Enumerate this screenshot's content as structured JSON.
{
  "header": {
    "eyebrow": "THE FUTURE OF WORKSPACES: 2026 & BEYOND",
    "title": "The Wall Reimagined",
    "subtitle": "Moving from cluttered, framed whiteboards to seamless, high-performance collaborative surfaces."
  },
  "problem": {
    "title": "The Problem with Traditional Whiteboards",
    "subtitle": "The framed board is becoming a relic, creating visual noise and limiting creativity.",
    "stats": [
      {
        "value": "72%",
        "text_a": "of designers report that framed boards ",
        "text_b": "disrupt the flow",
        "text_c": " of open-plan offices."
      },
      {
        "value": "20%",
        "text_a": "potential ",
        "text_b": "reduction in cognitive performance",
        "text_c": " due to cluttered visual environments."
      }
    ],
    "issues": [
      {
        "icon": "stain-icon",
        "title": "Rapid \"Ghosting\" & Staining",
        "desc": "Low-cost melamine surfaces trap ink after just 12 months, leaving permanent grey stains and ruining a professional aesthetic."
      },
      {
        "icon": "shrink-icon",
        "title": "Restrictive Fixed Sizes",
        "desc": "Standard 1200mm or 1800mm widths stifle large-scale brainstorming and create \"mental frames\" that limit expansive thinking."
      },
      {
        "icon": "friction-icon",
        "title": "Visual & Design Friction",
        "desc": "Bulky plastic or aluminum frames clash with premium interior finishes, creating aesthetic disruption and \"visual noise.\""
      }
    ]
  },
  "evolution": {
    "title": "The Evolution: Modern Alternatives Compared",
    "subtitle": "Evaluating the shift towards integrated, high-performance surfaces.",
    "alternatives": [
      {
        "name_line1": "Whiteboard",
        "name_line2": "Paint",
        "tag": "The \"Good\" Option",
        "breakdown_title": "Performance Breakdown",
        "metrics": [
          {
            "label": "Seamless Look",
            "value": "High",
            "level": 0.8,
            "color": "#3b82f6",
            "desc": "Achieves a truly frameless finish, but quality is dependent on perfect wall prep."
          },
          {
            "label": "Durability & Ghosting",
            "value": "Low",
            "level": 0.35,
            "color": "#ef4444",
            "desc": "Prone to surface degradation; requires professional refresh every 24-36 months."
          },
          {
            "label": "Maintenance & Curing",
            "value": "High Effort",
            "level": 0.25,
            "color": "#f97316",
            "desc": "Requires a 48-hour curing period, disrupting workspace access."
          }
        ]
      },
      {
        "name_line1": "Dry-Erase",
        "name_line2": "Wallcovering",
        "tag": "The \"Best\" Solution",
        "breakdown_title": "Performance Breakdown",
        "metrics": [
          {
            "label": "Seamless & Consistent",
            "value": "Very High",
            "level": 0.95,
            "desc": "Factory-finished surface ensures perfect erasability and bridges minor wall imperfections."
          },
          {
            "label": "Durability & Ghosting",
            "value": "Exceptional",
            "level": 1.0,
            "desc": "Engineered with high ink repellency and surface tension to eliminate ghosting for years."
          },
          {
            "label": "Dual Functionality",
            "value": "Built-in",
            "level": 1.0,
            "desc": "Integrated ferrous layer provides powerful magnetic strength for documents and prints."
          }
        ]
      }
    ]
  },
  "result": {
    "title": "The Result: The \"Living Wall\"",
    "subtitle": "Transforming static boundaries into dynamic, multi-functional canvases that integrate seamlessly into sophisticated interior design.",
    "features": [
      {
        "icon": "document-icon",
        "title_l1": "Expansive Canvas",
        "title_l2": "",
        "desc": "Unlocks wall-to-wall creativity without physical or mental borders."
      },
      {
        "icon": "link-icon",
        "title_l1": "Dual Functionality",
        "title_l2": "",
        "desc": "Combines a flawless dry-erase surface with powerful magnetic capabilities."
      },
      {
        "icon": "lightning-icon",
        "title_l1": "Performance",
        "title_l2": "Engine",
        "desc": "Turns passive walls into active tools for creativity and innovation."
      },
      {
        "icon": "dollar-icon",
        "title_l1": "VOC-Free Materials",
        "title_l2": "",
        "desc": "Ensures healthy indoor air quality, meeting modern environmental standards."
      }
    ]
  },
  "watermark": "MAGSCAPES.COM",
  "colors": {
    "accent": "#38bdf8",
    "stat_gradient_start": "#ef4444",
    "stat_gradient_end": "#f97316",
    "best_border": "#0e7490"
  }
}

WRITTEN REQUEST> Which lines hold the word "Functionality"? Copy all of them.

OUTPUT BELOW>
            "label": "Dual Functionality",
        "title_l1": "Dual Functionality",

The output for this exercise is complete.